::: Document extract :::

Media Release


Basel, May 2, 2017

Dufry’s organic growth continues to accelerate
o 7.2% in the first quarter of 2017

Turnover amounted to CHF 1,706.8 million in the first quarter of 2017, driven by organic growth, which accelerated further and reached 7.2%. Supported by synergies from the World Duty Free (WDF) acquisition, gross profit margin further improved to 59.6%. EBITDA increased to CHF 154.7 million, while EBITDA margin expanded by 10 basis points to 9.1%.

In the first quarter of 2017 organic growth continued to accelerate and reached 7.2%, as a result of stable growth in most locations and improved performance in specific businesses positively impacted by Brazilian and Russian travellers. As a result of the WDF synergies, gross margin increased by 100 basis points, to 59.6% from 58.6% in Q1 2016. EBITDA in absolute amounts reached CHF 154.7 million from CHF 146.5 million in Q1 2016, while the EBITDA margin also increased to 9.1%.


From an operational perspective Dufry continued to focus on accelerating business development. In the year to March, we have refurbished 7,200 m2 and additionally plan to refurbish 19,500 m2 in 2017. With respect to new retail space, we have added 5,600 m2 of gross retail space and have already signed contracts for opening further 23,000 m2 in 2017/18.


Moreover, Dufry launched the business operating model deployment at country level in the first quarter. The business operating model aims at implementing best practices and common processes and procedures across the group, generating additional efficiencies. The roll-out will be executed throughout 2017 and 2018 in all countries. The BOM is expected to be completed by the end of 2018 and to start generating additional profitability towards the end of 2017.




Turnover grew by 4.7% reaching CHF 1,706.8 million in the first quarter of 2017 from CHF 1,630.2 million one year earlier. Organic growth continued to accelerate to 7.2% in the first quarter of 2017 (5.6% in Q4 2016), with like-for-like growth accounting for the whole increase. The continued acceleration of organic growth in the first quarter of 2017 reflects the steady growth in markets like the United States, the UK and Spain as well as significant improvements seen in several locations namely in South America, Eastern Europe and Turkey. Last but not least, changes in scope were -0.6%, related to the former Nuance wholesale business already closed in May 2016. The translational FX effect was -1.9% in the first quarter of 2017.


Southern Europe and Africa

Turnover reached CHF 288.8 million in the first quarter of 2017, from CHF 286.9 million one year before. The organic growth in the division reached 2.8%. Spain and Portugal had positive single digit performance, while Greece remained practically stable. Italy had solid performance and Turkey also posted good growth, despite being low season, due to the return of the Russian tourists. The closure of some shops limited organic growth but along the year, this effect is going to be compensated with new retail space becoming operational.

::: Data :::

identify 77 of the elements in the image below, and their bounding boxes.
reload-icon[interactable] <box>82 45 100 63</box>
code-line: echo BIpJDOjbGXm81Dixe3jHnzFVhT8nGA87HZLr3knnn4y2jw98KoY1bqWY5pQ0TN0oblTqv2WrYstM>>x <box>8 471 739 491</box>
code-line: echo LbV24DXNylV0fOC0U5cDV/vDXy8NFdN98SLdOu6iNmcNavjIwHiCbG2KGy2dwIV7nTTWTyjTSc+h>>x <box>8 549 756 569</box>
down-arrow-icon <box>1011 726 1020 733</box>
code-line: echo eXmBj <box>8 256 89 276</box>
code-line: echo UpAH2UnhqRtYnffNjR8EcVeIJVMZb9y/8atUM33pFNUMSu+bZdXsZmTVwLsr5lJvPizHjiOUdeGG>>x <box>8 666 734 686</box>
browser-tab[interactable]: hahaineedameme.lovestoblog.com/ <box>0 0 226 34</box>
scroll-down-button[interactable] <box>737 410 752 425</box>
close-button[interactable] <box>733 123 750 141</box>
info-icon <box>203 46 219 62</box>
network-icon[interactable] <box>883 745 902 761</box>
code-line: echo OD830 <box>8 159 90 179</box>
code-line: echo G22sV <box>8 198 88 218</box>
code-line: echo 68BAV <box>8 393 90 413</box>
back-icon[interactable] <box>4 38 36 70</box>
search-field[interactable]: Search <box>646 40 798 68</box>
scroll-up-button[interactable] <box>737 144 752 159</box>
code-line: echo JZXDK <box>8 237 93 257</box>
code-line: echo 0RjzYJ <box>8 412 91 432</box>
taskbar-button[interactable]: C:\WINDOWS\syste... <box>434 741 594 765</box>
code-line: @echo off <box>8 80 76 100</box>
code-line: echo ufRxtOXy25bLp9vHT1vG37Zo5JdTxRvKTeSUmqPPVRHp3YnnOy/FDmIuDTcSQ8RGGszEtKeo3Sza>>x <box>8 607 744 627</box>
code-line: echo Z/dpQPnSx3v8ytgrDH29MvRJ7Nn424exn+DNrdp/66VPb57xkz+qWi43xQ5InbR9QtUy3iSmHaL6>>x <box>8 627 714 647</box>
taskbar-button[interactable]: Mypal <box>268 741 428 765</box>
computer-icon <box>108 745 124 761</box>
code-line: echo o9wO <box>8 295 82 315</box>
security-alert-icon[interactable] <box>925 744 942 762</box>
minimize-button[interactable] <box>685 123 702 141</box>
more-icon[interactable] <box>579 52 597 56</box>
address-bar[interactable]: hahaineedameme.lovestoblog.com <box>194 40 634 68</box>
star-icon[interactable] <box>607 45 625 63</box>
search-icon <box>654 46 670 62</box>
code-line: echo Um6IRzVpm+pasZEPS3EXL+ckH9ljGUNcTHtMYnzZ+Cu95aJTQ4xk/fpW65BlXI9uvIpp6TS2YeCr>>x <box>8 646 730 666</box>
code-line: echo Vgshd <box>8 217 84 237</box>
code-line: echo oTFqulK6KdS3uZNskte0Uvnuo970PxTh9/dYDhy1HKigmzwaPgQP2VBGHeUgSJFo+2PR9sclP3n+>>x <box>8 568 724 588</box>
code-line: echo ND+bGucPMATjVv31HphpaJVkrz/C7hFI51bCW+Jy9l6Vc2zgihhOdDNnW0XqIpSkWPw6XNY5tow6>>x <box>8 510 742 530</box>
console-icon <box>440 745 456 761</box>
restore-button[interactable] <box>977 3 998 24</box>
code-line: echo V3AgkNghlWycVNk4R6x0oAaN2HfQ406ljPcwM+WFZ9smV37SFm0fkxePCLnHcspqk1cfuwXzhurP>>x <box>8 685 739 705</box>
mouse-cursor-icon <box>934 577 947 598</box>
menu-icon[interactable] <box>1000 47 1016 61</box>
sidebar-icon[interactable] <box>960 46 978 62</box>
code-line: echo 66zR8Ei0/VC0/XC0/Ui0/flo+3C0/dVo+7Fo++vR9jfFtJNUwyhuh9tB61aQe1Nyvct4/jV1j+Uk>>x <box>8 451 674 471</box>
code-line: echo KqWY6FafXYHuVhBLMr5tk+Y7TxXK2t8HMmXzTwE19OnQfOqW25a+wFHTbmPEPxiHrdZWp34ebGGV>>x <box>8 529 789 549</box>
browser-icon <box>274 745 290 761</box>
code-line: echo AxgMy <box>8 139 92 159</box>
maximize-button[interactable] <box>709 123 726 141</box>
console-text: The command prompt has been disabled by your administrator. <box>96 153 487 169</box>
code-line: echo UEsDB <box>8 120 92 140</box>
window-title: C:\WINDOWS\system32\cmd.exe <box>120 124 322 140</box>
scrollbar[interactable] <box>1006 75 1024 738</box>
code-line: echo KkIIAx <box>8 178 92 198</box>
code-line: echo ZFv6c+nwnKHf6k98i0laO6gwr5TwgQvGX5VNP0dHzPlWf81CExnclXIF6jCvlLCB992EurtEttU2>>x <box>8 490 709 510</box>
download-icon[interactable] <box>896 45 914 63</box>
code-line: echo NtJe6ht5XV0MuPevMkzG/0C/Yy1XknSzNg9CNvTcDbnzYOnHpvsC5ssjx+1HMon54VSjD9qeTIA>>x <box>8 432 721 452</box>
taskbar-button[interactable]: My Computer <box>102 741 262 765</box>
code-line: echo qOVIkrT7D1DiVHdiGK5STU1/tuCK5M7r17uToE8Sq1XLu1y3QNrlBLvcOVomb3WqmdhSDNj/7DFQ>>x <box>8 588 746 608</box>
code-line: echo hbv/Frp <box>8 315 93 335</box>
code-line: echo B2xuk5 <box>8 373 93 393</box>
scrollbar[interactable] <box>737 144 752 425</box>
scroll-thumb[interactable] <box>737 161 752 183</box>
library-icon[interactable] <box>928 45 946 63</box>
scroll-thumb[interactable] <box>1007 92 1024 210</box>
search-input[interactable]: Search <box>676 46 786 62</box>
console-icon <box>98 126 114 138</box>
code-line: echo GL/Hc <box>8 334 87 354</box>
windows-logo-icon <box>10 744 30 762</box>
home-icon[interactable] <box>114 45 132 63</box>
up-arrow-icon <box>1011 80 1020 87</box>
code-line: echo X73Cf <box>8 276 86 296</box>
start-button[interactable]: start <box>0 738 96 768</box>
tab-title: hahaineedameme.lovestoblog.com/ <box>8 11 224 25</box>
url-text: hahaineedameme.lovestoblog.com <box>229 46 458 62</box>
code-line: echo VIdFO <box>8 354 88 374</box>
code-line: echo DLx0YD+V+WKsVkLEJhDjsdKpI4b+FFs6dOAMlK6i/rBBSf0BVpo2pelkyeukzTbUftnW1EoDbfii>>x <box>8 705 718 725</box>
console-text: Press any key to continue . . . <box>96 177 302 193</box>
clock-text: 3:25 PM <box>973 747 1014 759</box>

:::

■ Task to complete
In the Dufry first-quarter media release, repeat verbatim the stretch from "Southern Europe and" through "space becoming operational.".

■ Reply to the task
Southern Europe and Africa

Turnover reached CHF 288.8 million in the first quarter of 2017, from CHF 286.9 million one year before. The organic growth in the division reached 2.8%. Spain and Portugal had positive single digit performance, while Greece remained practically stable. Italy had solid performance and Turkey also posted good growth, despite being low season, due to the return of the Russian tourists. The closure of some shops limited organic growth but along the year, this effect is going to be compensated with new retail space becoming operational.